-- TRECHO FORNECIDO --
· · ·
MAURICIO PARONI DE CASTRO
ESPECIAL PARA A FOLHA

O caderno Mais! de 18 de setembro, dedicado à tentativa de ``reconstrução" do Globe Theater, traz uma breve menção ao resgate da forma ``original" de seus espetáculos que merece ser aprofundada.
Tentativas do gênero já ocorreram várias vezes. Mas o que chama a atenção é que esta tende a apresentar-se como científica ou definitiva. Tudo embasado numa nova historiografia teatral que privilegia o estudo do espetáculo e redimensiona a importância do estudo da literatura dramática.
Essa moderna historiografia é o melhor produto intelectual do teatro nos últimos anos, mas não devemos confundir as coisas. Na prática, a arqueologia do espetáculo é impossível. O instrumento de comunicação maior do teatro é a necessária criação de uma relação de tempo e espaço entre atores e público. O diretor americano Jo Chaikin, em sua dissidência com o Living Theather, fez uma excelente formulação do problema. Afirma que o ato teatral é o ápice de uma intersecção de duas performances. Uma, dos atores, que estudam, ensaiam, representam e saem do espaço onde teve lugar a representação. Outra, do espectador, que escolhe data, companheiros e programa, assiste (e lê) o espetáculo, sai para jantar e talvez comente ou lembre-se dele. Trava-se também uma batalha onde a maioria dos diretores modernos procura, de todas as maneiras, condicionar a experiência de assistir o espetáculo à sua leitura. Como Don Quixote, ele perde sempre, mas justifica a importância de sua existência.
O fato é que o cotidiano do espectador (o que está fora do espetáculo em si) influencia muito mais a leitura que os instrumentos de que o diretor dispõe. E tudo isso numa época em que existe uma enorme vontade de esquecer tudo para reconstruir ao mesmo tempo uma memória inspirada numa autenticidade ``científica".
Trata-se do que chamo de cultura da verossimilhança teatral. Ao grande público não está mais interessando o valor artístico enquanto progresso em relação a uma forma passada e em direção a alguma ética ou utopia.
Enquanto os processos de criação teatral partem para progressões diferentes e incongruentes entre si, este tipo de público perde gradativamente as referências que lhe possibilitam a compreensão. Como isso vem acompanhado de um cotidiano governado pela cultura da informática, que é órfã de qualquer tipo de mistério humano, os espectadores agarram-se a tudo o que pode ser ``comprovado" por essa mesma cultura. É uma espécie de fundamentalismo religioso do teatro atual, onde as pessoas tentam comprovar o que é possível dentro do seu esquema mental. Portanto, verossímil.
· · ·
-- INFORMAÇÕES EXIBIDAS --
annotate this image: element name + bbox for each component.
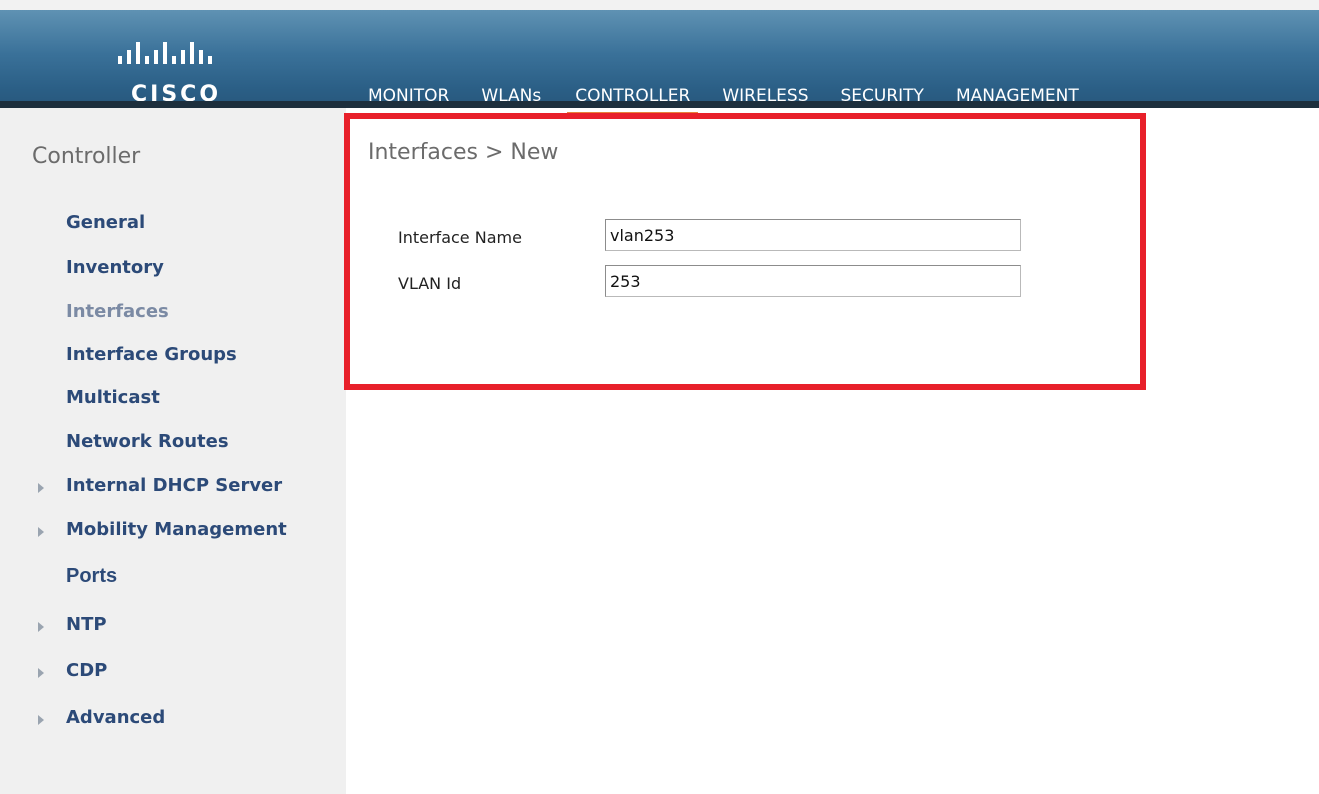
· · ·
-- LISTA DE TAREFAS --
[1] Reproduza o trecho do texto sobre o Globe Theater de "O caderno Mais!" até "merece ser aprofundada.".
[2] Reescreva em forma de lista o parágrafo do texto sobre o Globe Theater que começa com "Enquanto os processos de criação teatral", mantendo seus fatos principais.
[3] Continue o texto sobre o Globe Theater a partir do ponto em que ele termina.

-- RESPOSTAS POR TAREFA --
[1]
O caderno Mais! de 18 de setembro, dedicado à tentativa de ``reconstrução" do Globe Theater, traz uma breve menção ao resgate da forma ``original" de seus espetáculos que merece ser aprofundada.

[2]
- Os processos de criação teatral seguem progressões diferentes e incongruentes entre si.
- Ao mesmo tempo, esse tipo de público perde gradativamente as referências que lhe possibilitam a compreensão.
- O cotidiano é governado pela cultura da informática, órfã de qualquer tipo de mistério humano.
- Os espectadores se agarram a tudo o que pode ser "comprovado" por essa mesma cultura.
- Trata-se de uma espécie de fundamentalismo religioso do teatro atual: as pessoas tentam comprovar o que é possível dentro do seu esquema mental, ou seja, o verossímil.

[3]
Percebo que aos poucos todos nós estamos nos ``contaminando" com a idéia de uma busca de credibilidade da atuação própria das linguagens espetaculares reproduzíveis como o cinema e a televisão, em suas formas mais massificadas. Confunde-se muito facilmente a representação física e presente (teatro) com a individualização esquizofrênica da expressão teatral (verossimilhança).
Para um grande público atual cada vez mais massificado, é mais atraente viver a experiência de ``voltar" aos tempos de uma representação elizabetana do que entender uma determinada visão que nasce de um texto de Shakespeare. Paradoxalmente, o texto é o elemento mais importante de comprovação verdadeiramente científica dentre todos os elementos de um espetáculo teatral.
A operação do Globe é um endosso colossal dessa tendência. Procura interferir na área privada da performance do público. Quer ``educar" até estabelecer um ponto de referência único e re-inicial da compreensão de Shakespeare. Na Inglaterra, já se vêem adolescentes vestindo T-shirts com a inscrição ``Will Power". Parecem gritar: ``Fogueira pras babaquices desses atores, diretores, críticos, Shakespeare é um só, e o único lugar dele é o Globe!" Shakespeare, deus único e confinado sonho esquizóide do monoteísmo ocidental.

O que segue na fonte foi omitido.